Dataset excerpts:
--- start ---
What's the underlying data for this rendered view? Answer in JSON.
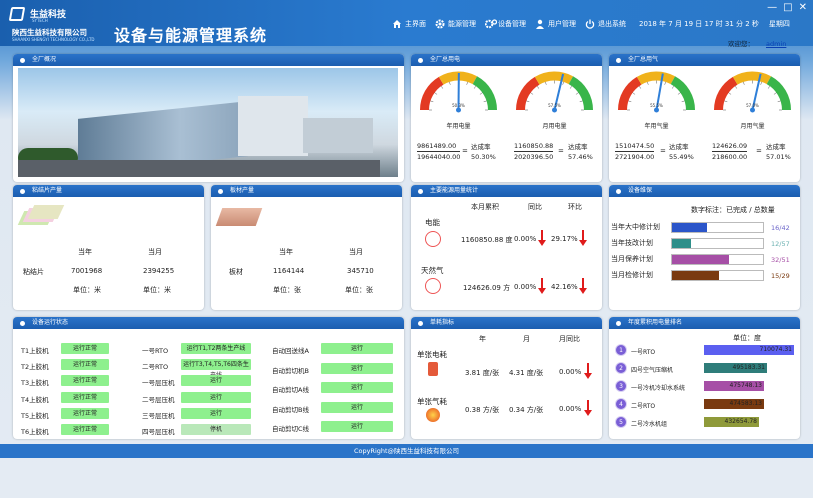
{
  "header": {
    "brand": "生益科技",
    "brand_en": "SYTECH",
    "company": "陕西生益科技有限公司",
    "company_en": "SHAANXI SHENGYI TECHNOLOGY CO.,LTD",
    "system_title": "设备与能源管理系统",
    "nav": [
      {
        "label": "主界面",
        "icon": "home-icon"
      },
      {
        "label": "能源管理",
        "icon": "gear-icon"
      },
      {
        "label": "设备管理",
        "icon": "gears-icon"
      },
      {
        "label": "用户管理",
        "icon": "user-icon"
      },
      {
        "label": "退出系统",
        "icon": "power-icon"
      }
    ],
    "datetime": "2018 年 7 月 19 日  17 时 31 分 2 秒",
    "weekday": "星期四",
    "welcome_label": "欢迎您：",
    "username": "admin",
    "window_controls": [
      "—",
      "□",
      "✕"
    ]
  },
  "overview": {
    "title": "全厂概况"
  },
  "electricity": {
    "title": "全厂总用电",
    "gauges": [
      {
        "label": "年用电量",
        "value_text": "50.3%",
        "percent": 50.3
      },
      {
        "label": "月用电量",
        "value_text": "57.5%",
        "percent": 57.46
      }
    ],
    "stats": [
      {
        "actual": "9861489.00",
        "plan": "19644040.00",
        "rate_label": "达成率",
        "rate": "50.30%"
      },
      {
        "actual": "1160850.88",
        "plan": "2020396.50",
        "rate_label": "达成率",
        "rate": "57.46%"
      }
    ]
  },
  "gas": {
    "title": "全厂总用气",
    "gauges": [
      {
        "label": "年用气量",
        "value_text": "55.5%",
        "percent": 55.49
      },
      {
        "label": "月用气量",
        "value_text": "57.0%",
        "percent": 57.01
      }
    ],
    "stats": [
      {
        "actual": "1510474.50",
        "plan": "2721904.00",
        "rate_label": "达成率",
        "rate": "55.49%"
      },
      {
        "actual": "124626.09",
        "plan": "218600.00",
        "rate_label": "达成率",
        "rate": "57.01%"
      }
    ]
  },
  "prepreg": {
    "title": "粘结片产量",
    "col_current": "当年",
    "col_month": "当月",
    "name": "粘结片",
    "year_value": "7001968",
    "month_value": "2394255",
    "unit_label": "单位：米"
  },
  "laminate": {
    "title": "板材产量",
    "col_current": "当年",
    "col_month": "当月",
    "name": "板材",
    "year_value": "1164144",
    "month_value": "345710",
    "unit_label": "单位：张"
  },
  "energy_stats": {
    "title": "主要能源用量统计",
    "headers": [
      "本月累积",
      "同比",
      "环比"
    ],
    "rows": [
      {
        "name": "电能",
        "value": "1160850.88 度",
        "yoy": "0.00%",
        "mom": "29.17%"
      },
      {
        "name": "天然气",
        "value": "124626.09 方",
        "yoy": "0.00%",
        "mom": "42.16%"
      }
    ]
  },
  "maintenance": {
    "title": "设备维保",
    "subtitle": "数字标注：已完成 / 总数量",
    "items": [
      {
        "label": "当年大中修计划",
        "text": "16/42",
        "fraction": 0.381,
        "color": "#2b55c9",
        "text_color": "#6a64c9"
      },
      {
        "label": "当年技改计划",
        "text": "12/57",
        "fraction": 0.211,
        "color": "#2f8f8a",
        "text_color": "#6ab0b0"
      },
      {
        "label": "当月保养计划",
        "text": "32/51",
        "fraction": 0.627,
        "color": "#a64fa6",
        "text_color": "#a64fa6"
      },
      {
        "label": "当月检修计划",
        "text": "15/29",
        "fraction": 0.517,
        "color": "#7a3a10",
        "text_color": "#7a3a10"
      }
    ]
  },
  "equipment_status": {
    "title": "设备运行状态",
    "col1": [
      {
        "name": "T1上胶机",
        "status": "运行正常"
      },
      {
        "name": "T2上胶机",
        "status": "运行正常"
      },
      {
        "name": "T3上胶机",
        "status": "运行正常"
      },
      {
        "name": "T4上胶机",
        "status": "运行正常"
      },
      {
        "name": "T5上胶机",
        "status": "运行正常"
      },
      {
        "name": "T6上胶机",
        "status": "运行正常"
      }
    ],
    "col2": [
      {
        "name": "一号RTO",
        "status": "运行T1,T2两条生产线"
      },
      {
        "name": "二号RTO",
        "status": "运行T3,T4,T5,T6四条生产线"
      },
      {
        "name": "一号层压机",
        "status": "运行"
      },
      {
        "name": "二号层压机",
        "status": "运行"
      },
      {
        "name": "三号层压机",
        "status": "运行"
      },
      {
        "name": "四号层压机",
        "status": "停机"
      }
    ],
    "col3": [
      {
        "name": "自动回送线A",
        "status": "运行"
      },
      {
        "name": "自动剪切机B",
        "status": "运行"
      },
      {
        "name": "自动剪切A线",
        "status": "运行"
      },
      {
        "name": "自动剪切B线",
        "status": "运行"
      },
      {
        "name": "自动剪切C线",
        "status": "运行"
      }
    ]
  },
  "unit_consumption": {
    "title": "单耗指标",
    "headers": [
      "年",
      "月",
      "月同比"
    ],
    "rows": [
      {
        "name": "单张电耗",
        "year": "3.81 度/张",
        "month": "4.31 度/张",
        "yoy": "0.00%"
      },
      {
        "name": "单张气耗",
        "year": "0.38 方/张",
        "month": "0.34 方/张",
        "yoy": "0.00%"
      }
    ]
  },
  "ranking": {
    "title": "年度累积用电量排名",
    "unit": "单位：度",
    "items": [
      {
        "rank": "1",
        "name": "一号RTO",
        "value": "710074.31",
        "color": "#5b5ff0",
        "fraction": 1.0
      },
      {
        "rank": "2",
        "name": "四号空气压缩机",
        "value": "495183.31",
        "color": "#2f7d7a",
        "fraction": 0.697
      },
      {
        "rank": "3",
        "name": "一号冷机冷却水系统",
        "value": "475748.13",
        "color": "#a64fa6",
        "fraction": 0.67
      },
      {
        "rank": "4",
        "name": "二号RTO",
        "value": "474583.13",
        "color": "#7a3a10",
        "fraction": 0.668
      },
      {
        "rank": "5",
        "name": "二号冷水机组",
        "value": "432654.78",
        "color": "#8f9a3a",
        "fraction": 0.609
      }
    ]
  },
  "footer": {
    "text": "CopyRight@陕西生益科技有限公司"
  }
}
--- end ---
Find all the lines containing "plan" in the material, then copy them.

        "plan": "19644040.00",
        "plan": "2020396.50",
        "plan": "2721904.00",
        "plan": "218600.00",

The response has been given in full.